▶ [YOUR GOAL]:
Only the lines from the line holding "Extract all the data from this chart as JSON." to the last line should be output, each exactly as given.

Records from a collection
§

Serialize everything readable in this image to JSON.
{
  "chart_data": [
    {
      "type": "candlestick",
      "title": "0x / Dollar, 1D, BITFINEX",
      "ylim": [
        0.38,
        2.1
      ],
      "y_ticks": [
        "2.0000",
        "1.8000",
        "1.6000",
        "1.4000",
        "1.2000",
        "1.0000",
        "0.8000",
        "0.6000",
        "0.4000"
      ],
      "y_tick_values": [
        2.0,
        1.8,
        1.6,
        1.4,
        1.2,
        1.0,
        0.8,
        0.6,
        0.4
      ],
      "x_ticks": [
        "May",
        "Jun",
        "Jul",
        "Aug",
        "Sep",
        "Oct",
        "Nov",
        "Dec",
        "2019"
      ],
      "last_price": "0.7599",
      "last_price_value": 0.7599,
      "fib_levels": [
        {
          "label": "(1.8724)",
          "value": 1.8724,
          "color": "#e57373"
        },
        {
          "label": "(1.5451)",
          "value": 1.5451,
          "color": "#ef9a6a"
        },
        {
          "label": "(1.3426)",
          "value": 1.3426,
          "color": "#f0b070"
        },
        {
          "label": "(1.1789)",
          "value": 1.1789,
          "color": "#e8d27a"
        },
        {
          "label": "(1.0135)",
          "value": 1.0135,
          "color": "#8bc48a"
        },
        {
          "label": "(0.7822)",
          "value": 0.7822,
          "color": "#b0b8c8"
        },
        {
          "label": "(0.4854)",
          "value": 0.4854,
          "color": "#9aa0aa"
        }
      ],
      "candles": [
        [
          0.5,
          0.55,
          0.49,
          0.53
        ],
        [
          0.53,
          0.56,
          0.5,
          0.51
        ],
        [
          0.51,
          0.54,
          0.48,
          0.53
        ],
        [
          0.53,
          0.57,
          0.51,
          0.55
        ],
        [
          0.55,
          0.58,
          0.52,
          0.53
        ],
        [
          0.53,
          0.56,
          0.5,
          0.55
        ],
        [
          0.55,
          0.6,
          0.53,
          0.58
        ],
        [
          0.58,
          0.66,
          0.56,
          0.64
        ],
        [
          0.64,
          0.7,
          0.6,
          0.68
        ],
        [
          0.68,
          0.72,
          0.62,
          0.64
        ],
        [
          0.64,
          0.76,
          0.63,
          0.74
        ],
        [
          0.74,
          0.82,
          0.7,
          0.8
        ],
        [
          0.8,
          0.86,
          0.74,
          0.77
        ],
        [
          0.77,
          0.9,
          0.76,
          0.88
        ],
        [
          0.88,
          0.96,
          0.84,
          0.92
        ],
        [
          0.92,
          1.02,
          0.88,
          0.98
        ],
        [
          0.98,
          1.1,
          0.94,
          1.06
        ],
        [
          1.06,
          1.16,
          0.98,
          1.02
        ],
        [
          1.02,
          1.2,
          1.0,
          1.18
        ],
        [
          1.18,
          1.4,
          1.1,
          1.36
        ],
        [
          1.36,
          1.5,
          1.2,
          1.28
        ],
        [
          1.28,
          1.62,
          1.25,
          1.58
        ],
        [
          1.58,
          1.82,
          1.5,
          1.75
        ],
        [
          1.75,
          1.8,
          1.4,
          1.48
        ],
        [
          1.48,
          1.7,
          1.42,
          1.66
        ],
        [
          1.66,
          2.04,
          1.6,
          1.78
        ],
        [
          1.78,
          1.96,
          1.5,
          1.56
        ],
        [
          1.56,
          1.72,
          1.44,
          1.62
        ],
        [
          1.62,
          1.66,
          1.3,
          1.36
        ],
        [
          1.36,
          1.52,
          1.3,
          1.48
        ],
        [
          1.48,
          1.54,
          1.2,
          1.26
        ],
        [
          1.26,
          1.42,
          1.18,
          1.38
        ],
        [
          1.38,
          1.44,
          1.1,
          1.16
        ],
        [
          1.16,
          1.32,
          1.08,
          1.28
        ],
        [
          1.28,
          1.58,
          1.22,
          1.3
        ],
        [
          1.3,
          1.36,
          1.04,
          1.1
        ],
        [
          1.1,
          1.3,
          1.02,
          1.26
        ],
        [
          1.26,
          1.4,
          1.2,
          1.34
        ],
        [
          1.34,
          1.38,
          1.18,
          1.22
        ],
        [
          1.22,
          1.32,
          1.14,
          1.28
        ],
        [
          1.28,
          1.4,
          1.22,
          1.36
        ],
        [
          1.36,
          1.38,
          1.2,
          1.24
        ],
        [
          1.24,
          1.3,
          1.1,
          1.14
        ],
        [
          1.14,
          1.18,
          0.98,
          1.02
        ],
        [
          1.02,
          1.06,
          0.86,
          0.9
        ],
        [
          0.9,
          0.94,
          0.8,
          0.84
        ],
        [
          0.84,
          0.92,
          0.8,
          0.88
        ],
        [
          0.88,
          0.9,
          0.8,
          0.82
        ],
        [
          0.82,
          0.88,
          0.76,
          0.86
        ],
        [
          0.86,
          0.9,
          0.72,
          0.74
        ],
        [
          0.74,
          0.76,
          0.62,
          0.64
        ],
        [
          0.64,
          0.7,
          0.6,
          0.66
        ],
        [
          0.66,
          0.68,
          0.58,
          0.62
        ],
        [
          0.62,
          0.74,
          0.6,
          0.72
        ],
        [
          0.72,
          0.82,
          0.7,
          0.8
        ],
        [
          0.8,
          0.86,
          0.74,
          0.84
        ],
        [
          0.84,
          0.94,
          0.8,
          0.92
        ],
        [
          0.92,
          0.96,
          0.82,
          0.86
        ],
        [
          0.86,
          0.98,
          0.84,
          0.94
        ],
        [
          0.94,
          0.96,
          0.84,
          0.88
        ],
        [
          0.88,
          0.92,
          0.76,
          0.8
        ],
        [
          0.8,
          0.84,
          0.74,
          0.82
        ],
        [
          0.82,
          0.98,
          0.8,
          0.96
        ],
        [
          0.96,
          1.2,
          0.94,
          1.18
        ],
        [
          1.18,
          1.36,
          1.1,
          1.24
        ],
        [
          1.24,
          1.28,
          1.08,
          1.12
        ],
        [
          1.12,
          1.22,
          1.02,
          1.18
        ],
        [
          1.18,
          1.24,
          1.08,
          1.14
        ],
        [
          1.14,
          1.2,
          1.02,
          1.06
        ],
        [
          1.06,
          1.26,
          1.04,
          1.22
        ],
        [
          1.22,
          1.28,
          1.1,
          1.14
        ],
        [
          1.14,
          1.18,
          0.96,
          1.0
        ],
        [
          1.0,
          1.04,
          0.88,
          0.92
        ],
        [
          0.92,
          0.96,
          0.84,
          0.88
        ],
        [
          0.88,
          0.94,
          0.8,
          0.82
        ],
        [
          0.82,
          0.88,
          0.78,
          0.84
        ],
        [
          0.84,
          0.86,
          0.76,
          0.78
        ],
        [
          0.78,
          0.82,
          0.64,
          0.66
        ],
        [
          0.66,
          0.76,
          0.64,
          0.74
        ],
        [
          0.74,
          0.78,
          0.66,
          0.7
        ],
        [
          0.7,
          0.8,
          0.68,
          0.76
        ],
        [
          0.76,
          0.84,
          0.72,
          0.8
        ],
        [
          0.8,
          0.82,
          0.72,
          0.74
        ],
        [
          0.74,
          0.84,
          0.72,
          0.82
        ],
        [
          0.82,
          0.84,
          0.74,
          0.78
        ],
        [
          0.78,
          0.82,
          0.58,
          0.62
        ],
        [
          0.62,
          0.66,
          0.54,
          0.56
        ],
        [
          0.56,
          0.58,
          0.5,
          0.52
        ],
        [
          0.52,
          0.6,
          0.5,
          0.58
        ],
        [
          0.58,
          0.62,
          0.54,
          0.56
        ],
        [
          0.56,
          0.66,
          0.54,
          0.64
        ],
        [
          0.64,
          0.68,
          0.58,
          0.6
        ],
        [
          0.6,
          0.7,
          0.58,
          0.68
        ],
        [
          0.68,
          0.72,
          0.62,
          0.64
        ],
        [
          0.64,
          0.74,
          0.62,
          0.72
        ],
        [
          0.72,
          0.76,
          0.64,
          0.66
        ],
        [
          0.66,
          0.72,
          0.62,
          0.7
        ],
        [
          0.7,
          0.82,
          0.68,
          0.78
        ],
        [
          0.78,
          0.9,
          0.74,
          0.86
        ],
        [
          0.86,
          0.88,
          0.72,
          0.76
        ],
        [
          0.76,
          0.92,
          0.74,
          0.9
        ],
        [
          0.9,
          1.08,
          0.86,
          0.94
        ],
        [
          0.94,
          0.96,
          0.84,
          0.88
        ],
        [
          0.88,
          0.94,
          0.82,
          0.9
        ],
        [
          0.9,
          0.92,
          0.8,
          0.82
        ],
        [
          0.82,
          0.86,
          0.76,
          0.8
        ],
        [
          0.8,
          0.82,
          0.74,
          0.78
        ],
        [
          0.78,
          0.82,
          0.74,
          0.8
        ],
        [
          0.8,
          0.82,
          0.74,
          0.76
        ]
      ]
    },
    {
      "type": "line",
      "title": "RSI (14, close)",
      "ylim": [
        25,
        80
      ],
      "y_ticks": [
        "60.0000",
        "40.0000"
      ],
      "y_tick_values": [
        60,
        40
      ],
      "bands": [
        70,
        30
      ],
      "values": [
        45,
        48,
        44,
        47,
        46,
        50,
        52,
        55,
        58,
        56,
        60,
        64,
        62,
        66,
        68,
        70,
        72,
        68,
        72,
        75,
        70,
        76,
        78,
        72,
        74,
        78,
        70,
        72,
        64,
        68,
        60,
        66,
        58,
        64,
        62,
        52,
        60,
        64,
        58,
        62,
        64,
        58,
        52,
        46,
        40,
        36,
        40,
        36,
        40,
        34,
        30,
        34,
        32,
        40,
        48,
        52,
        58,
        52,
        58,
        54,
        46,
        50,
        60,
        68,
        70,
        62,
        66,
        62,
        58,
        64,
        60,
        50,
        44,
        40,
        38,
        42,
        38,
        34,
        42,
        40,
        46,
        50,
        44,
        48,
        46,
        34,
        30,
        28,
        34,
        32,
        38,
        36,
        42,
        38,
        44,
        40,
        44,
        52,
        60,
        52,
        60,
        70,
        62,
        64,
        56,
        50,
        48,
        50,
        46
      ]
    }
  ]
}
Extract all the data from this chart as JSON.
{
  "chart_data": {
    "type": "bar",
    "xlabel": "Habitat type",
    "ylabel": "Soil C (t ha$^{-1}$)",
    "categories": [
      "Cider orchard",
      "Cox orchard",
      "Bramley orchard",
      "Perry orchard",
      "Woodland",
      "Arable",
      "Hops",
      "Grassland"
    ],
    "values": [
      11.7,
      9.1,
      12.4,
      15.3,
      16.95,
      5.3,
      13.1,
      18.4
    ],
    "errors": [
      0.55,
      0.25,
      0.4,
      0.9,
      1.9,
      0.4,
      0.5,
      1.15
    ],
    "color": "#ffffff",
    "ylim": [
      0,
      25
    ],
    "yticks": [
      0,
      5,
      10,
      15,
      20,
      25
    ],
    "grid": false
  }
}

§

▶ [WRITTEN SOLUTION]:
Extract all the data from this chart as JSON.
{
  "chart_data": {
    "type": "bar",
    "xlabel": "Habitat type",
    "ylabel": "Soil C (t ha$^{-1}$)",
    "categories": [
      "Cider orchard",
      "Cox orchard",
      "Bramley orchard",
      "Perry orchard",
      "Woodland",
      "Arable",
      "Hops",
      "Grassland"
    ],
    "values": [
      11.7,
      9.1,
      12.4,
      15.3,
      16.95,
      5.3,
      13.1,
      18.4
    ],
    "errors": [
      0.55,
      0.25,
      0.4,
      0.9,
      1.9,
      0.4,
      0.5,
      1.15
    ],
    "color": "#ffffff",
    "ylim": [
      0,
      25
    ],
    "yticks": [
      0,
      5,
      10,
      15,
      20,
      25
    ],
    "grid": false
  }
}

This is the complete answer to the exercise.